### Text passage

This past year, nearly two decades later, France raised the stakes with a compendious and ambitious exhibition at the Centre Pompidou titled “Comics 1964-2024,” curated by Anne Lemonnier, Emmanuèle Payen, Thierry Groensteen, and Lucas Hureau.2 Billed as a celebration of 60 years of le neuvième art (“the ninth art,” a term adopted in the 1960s by Francophone critics seeking to legitimize comics), the show gathered hundreds of works from around the globe and across a remarkable range of styles, formats, and movements. This was not the Pompidou’s first foray into comics:  previous exhibitions included shows in the 1970s and 1980s on comics and everyday life and comics from the 1950s, as well as a blockbuster Hergé show in 2006. But “Comics 1964-2024” has been by far the most ambitious European effort to present comics holistically as a mature art form.

### Data records

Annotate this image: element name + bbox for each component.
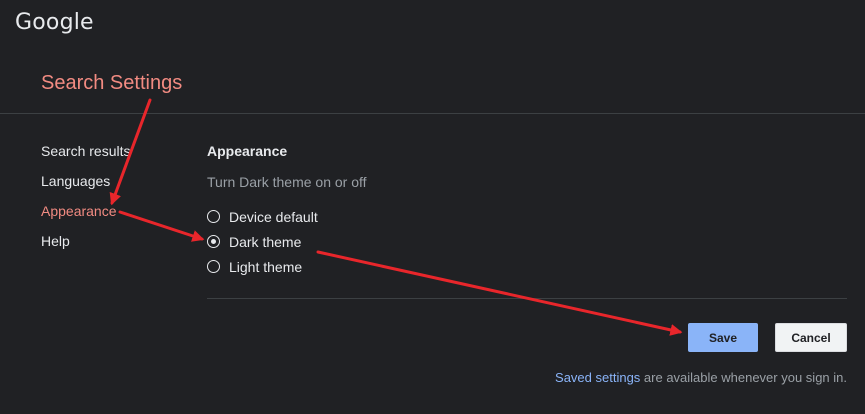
arrow-to-dark-theme-icon — [118, 210, 205, 242]
section-description: Turn Dark theme on or off — [207, 174, 367, 190]
saved-settings-text: are available whenever you sign in. — [640, 370, 847, 385]
page-title: Search Settings — [41, 72, 183, 94]
radio-dark-theme[interactable]: Dark theme — [207, 229, 847, 254]
radio-button-icon[interactable] — [207, 210, 220, 223]
theme-radio-group: Device default Dark theme Light theme — [207, 204, 847, 279]
google-logo[interactable]: Google — [15, 10, 94, 35]
save-button[interactable]: Save — [688, 323, 758, 352]
radio-label: Dark theme — [229, 233, 302, 250]
radio-light-theme[interactable]: Light theme — [207, 254, 847, 279]
saved-settings-link[interactable]: Saved settings — [555, 370, 640, 385]
radio-button-checked-icon[interactable] — [207, 235, 220, 248]
sidebar-item-search-results[interactable]: Search results — [41, 141, 130, 171]
radio-label: Device default — [229, 208, 318, 225]
section-heading: Appearance — [207, 143, 288, 159]
sidebar-item-help[interactable]: Help — [41, 231, 130, 261]
header-divider — [0, 113, 865, 114]
settings-sidebar: Search results Languages Appearance Help — [41, 141, 130, 261]
saved-settings-note: Saved settings are available whenever yo… — [555, 370, 847, 385]
cancel-button[interactable]: Cancel — [775, 323, 847, 352]
radio-label: Light theme — [229, 258, 303, 275]
radio-device-default[interactable]: Device default — [207, 204, 847, 229]
content-divider — [207, 298, 847, 299]
radio-button-icon[interactable] — [207, 260, 220, 273]
sidebar-item-appearance[interactable]: Appearance — [41, 201, 130, 231]
sidebar-item-languages[interactable]: Languages — [41, 171, 130, 201]
appearance-section: Appearance Turn Dark theme on or off Dev… — [207, 141, 847, 279]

### Job A
According to the comics exhibition text, which museum hosted "Comics 1964-2024"?
### Job B
Rewrite the entries starting at the line that contains "arrow-to-dark-theme-icon — [118, 210, 205, 242]" and ending at the last line of the entries, putting "Search Preferences" in place of "Search Settings" and leaving everything else as it is.

### Expected answer A
The Centre Pompidou.

### Expected answer B
arrow-to-dark-theme-icon — [118, 210, 205, 242]
section-description: Turn Dark theme on or off — [207, 174, 367, 190]
saved-settings-text: are available whenever you sign in. — [640, 370, 847, 385]
page-title: Search Preferences — [41, 72, 183, 94]
radio-dark-theme[interactable]: Dark theme — [207, 229, 847, 254]
radio-button-icon[interactable] — [207, 210, 220, 223]
theme-radio-group: Device default Dark theme Light theme — [207, 204, 847, 279]
google-logo[interactable]: Google — [15, 10, 94, 35]
save-button[interactable]: Save — [688, 323, 758, 352]
radio-label: Dark theme — [229, 233, 302, 250]
radio-light-theme[interactable]: Light theme — [207, 254, 847, 279]
saved-settings-link[interactable]: Saved settings — [555, 370, 640, 385]
radio-button-checked-icon[interactable] — [207, 235, 220, 248]
sidebar-item-search-results[interactable]: Search results — [41, 141, 130, 171]
radio-label: Device default — [229, 208, 318, 225]
section-heading: Appearance — [207, 143, 288, 159]
sidebar-item-help[interactable]: Help — [41, 231, 130, 261]
header-divider — [0, 113, 865, 114]
settings-sidebar: Search results Languages Appearance Help — [41, 141, 130, 261]
saved-settings-note: Saved settings are available whenever yo… — [555, 370, 847, 385]
cancel-button[interactable]: Cancel — [775, 323, 847, 352]
radio-label: Light theme — [229, 258, 303, 275]
radio-device-default[interactable]: Device default — [207, 204, 847, 229]
content-divider — [207, 298, 847, 299]
radio-button-icon[interactable] — [207, 260, 220, 273]
sidebar-item-appearance[interactable]: Appearance — [41, 201, 130, 231]
sidebar-item-languages[interactable]: Languages — [41, 171, 130, 201]
appearance-section: Appearance Turn Dark theme on or off Dev… — [207, 141, 847, 279]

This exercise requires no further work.